Job: Copy every line of the records below where the word "true" occurs.

Data entries:
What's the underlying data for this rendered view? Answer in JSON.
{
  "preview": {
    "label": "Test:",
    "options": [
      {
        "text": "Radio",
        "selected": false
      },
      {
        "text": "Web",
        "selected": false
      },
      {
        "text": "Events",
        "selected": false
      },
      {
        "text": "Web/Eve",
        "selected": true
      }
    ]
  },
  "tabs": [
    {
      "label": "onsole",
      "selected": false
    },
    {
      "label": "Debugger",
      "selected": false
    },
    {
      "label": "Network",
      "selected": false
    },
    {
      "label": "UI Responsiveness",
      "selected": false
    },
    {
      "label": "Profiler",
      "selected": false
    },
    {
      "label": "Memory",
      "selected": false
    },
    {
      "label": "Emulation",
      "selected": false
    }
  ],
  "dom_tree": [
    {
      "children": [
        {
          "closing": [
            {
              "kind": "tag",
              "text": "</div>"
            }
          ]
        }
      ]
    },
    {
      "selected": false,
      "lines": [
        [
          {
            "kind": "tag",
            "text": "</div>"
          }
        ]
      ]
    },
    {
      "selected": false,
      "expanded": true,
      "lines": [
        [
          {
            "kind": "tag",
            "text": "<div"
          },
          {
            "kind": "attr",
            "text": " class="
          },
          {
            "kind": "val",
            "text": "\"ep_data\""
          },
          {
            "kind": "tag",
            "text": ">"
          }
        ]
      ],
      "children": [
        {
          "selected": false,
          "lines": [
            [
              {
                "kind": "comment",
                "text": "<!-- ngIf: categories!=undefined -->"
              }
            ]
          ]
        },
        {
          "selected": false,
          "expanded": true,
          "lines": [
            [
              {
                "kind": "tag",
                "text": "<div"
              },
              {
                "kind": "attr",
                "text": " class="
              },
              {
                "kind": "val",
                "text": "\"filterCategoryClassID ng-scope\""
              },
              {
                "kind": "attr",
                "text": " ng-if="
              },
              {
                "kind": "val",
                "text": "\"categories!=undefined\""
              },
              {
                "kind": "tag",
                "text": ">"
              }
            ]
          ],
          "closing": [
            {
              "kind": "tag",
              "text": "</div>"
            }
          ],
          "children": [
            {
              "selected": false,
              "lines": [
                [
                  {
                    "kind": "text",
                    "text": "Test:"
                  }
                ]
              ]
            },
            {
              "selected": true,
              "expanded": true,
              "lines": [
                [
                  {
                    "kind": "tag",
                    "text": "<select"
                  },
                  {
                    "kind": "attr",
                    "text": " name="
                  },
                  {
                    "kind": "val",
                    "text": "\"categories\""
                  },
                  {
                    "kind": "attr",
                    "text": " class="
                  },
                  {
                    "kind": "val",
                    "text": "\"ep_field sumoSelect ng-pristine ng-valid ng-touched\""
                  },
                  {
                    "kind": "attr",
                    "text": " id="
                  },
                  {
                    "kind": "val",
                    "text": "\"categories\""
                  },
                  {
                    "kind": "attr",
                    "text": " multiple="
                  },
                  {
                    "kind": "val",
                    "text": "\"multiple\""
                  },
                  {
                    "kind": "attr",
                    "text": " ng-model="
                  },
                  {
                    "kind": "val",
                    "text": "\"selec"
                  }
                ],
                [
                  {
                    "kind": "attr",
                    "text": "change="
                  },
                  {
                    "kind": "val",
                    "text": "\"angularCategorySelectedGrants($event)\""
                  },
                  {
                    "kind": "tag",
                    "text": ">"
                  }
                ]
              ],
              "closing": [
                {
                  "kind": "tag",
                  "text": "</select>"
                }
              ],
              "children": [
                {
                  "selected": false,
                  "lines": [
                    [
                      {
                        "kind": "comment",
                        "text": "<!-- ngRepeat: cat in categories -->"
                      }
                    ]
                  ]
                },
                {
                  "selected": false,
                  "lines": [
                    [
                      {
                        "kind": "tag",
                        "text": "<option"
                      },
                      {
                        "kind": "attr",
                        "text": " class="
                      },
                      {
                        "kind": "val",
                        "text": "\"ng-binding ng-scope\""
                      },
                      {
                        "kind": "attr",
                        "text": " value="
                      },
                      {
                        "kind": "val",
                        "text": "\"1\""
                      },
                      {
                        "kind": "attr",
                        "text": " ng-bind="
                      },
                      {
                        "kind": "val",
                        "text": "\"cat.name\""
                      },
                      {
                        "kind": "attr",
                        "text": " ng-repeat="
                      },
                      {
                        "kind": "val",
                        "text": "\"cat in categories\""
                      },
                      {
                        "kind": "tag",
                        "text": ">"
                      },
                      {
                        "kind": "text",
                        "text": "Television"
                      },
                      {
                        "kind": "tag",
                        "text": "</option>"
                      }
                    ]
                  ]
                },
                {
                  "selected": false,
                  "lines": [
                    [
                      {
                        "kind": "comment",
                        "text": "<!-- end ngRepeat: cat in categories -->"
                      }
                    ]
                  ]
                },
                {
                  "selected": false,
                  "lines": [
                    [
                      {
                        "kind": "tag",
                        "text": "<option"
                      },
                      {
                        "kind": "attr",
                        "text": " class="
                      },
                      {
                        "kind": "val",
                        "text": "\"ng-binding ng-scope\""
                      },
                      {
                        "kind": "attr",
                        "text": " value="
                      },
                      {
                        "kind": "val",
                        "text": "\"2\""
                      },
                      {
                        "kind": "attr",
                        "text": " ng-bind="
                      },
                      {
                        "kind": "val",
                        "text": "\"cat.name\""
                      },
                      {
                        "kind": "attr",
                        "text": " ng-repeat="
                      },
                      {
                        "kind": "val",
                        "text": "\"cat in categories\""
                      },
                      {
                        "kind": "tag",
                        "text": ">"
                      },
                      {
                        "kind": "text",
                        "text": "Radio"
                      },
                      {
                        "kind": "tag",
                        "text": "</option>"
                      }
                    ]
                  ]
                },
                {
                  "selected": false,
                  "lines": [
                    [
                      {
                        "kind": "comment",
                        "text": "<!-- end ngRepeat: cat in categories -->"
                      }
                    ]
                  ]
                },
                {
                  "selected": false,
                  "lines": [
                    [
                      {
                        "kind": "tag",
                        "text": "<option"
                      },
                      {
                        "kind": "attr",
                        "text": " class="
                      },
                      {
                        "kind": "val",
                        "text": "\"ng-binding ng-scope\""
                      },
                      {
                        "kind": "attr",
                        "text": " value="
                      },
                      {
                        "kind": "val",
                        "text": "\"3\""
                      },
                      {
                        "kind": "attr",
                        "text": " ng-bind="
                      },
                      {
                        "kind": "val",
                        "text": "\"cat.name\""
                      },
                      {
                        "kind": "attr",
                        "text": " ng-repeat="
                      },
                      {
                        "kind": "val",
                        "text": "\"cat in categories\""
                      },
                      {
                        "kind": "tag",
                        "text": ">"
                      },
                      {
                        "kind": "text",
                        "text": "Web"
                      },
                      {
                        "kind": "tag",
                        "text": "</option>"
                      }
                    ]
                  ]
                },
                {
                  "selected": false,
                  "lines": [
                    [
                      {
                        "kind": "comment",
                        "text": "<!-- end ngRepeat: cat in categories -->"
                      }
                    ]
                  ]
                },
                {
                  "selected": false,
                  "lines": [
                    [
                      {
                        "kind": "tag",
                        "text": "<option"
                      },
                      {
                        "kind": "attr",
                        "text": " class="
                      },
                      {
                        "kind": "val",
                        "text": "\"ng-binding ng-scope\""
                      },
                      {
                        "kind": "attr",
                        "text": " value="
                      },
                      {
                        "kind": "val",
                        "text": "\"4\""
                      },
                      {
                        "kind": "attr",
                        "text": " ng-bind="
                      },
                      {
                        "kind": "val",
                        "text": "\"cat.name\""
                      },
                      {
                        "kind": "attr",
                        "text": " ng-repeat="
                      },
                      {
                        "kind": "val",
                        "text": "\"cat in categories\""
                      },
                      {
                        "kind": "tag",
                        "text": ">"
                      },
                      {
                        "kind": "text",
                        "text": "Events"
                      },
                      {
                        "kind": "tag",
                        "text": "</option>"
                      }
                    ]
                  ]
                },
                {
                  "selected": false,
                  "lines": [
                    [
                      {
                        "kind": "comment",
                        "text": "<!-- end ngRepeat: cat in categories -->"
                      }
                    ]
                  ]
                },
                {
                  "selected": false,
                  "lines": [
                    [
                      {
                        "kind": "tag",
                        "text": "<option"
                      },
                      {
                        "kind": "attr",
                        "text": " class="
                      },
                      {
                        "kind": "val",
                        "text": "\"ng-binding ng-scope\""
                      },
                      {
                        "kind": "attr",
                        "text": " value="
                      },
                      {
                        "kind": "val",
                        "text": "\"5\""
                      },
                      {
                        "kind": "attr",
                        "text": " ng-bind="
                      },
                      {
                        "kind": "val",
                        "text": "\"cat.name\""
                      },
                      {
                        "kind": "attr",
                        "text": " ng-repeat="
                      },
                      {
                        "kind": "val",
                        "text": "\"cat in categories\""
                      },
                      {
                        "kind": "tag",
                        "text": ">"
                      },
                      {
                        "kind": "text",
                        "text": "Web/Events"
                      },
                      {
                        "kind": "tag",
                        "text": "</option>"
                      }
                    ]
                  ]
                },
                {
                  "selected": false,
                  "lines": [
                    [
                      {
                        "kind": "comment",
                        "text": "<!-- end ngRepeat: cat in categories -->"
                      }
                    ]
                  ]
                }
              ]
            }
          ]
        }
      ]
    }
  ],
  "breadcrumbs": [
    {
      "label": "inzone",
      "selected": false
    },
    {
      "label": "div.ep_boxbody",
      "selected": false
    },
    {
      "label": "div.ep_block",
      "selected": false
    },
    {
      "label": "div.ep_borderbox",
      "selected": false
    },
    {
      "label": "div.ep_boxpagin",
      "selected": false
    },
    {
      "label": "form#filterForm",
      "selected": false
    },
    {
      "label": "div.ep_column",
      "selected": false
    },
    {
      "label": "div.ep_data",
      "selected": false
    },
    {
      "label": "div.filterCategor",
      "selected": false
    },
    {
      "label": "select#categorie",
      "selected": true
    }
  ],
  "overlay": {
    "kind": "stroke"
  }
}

Solved problem:
        "selected": true
      "expanded": true,
          "expanded": true,
              "selected": true,
              "expanded": true,
      "selected": true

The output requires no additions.